Task brief: Identify each line in the records below that contains the word "title", and copy it.

┌─ Source data

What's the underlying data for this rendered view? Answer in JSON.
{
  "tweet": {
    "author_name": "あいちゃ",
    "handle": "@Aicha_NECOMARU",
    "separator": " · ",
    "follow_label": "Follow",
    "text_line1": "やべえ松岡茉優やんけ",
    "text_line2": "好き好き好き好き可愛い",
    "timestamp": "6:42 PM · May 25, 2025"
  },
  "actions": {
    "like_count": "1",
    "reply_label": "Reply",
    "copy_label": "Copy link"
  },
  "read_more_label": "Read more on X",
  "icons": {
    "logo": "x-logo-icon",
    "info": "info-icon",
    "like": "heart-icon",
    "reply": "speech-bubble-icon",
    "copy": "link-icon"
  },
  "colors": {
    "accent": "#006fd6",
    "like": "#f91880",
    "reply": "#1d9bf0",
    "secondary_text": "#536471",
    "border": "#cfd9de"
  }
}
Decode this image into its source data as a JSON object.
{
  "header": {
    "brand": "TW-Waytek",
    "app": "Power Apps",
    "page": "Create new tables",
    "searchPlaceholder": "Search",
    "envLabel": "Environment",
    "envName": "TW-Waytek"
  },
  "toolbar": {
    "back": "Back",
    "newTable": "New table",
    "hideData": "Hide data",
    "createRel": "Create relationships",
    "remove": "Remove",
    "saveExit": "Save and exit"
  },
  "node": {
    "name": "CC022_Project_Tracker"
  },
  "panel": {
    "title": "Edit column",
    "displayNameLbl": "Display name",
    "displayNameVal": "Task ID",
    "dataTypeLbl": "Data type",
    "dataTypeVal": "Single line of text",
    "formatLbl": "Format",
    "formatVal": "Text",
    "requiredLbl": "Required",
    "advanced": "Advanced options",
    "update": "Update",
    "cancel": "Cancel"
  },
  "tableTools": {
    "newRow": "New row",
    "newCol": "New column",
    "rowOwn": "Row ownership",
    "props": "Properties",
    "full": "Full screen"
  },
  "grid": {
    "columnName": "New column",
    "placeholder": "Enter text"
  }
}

└─
┌─ Source data

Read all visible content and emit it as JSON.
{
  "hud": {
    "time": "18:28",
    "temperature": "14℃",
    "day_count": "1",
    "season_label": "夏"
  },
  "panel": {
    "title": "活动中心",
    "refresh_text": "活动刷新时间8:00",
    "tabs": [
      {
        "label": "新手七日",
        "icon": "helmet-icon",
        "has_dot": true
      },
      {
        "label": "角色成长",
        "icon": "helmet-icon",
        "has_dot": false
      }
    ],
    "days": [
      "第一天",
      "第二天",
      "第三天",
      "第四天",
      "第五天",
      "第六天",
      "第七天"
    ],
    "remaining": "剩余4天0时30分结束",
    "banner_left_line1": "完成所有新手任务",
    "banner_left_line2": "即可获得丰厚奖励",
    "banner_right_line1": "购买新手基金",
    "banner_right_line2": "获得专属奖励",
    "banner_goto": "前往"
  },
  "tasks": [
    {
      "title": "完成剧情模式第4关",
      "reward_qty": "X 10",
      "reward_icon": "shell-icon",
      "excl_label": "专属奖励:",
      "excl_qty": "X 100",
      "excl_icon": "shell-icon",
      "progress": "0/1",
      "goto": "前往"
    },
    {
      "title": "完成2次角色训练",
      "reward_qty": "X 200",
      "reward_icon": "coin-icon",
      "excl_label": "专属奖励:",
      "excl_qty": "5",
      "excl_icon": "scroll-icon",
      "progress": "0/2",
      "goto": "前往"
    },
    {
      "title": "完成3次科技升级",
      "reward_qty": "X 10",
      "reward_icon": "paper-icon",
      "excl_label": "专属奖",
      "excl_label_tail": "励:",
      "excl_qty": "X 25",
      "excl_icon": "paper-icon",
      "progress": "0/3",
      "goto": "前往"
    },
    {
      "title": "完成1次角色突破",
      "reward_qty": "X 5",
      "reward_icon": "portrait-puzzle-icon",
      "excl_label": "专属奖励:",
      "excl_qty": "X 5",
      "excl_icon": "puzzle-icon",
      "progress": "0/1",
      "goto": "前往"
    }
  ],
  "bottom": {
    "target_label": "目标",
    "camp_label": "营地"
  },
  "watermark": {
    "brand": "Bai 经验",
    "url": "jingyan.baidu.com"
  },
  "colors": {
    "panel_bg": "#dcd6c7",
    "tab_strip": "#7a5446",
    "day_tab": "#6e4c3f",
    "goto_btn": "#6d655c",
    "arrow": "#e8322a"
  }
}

└─

Finished exercise:
    "title": "Edit column",
    "title": "活动中心",
      "title": "完成剧情模式第4关",
      "title": "完成2次角色训练",
      "title": "完成3次科技升级",
      "title": "完成1次角色突破",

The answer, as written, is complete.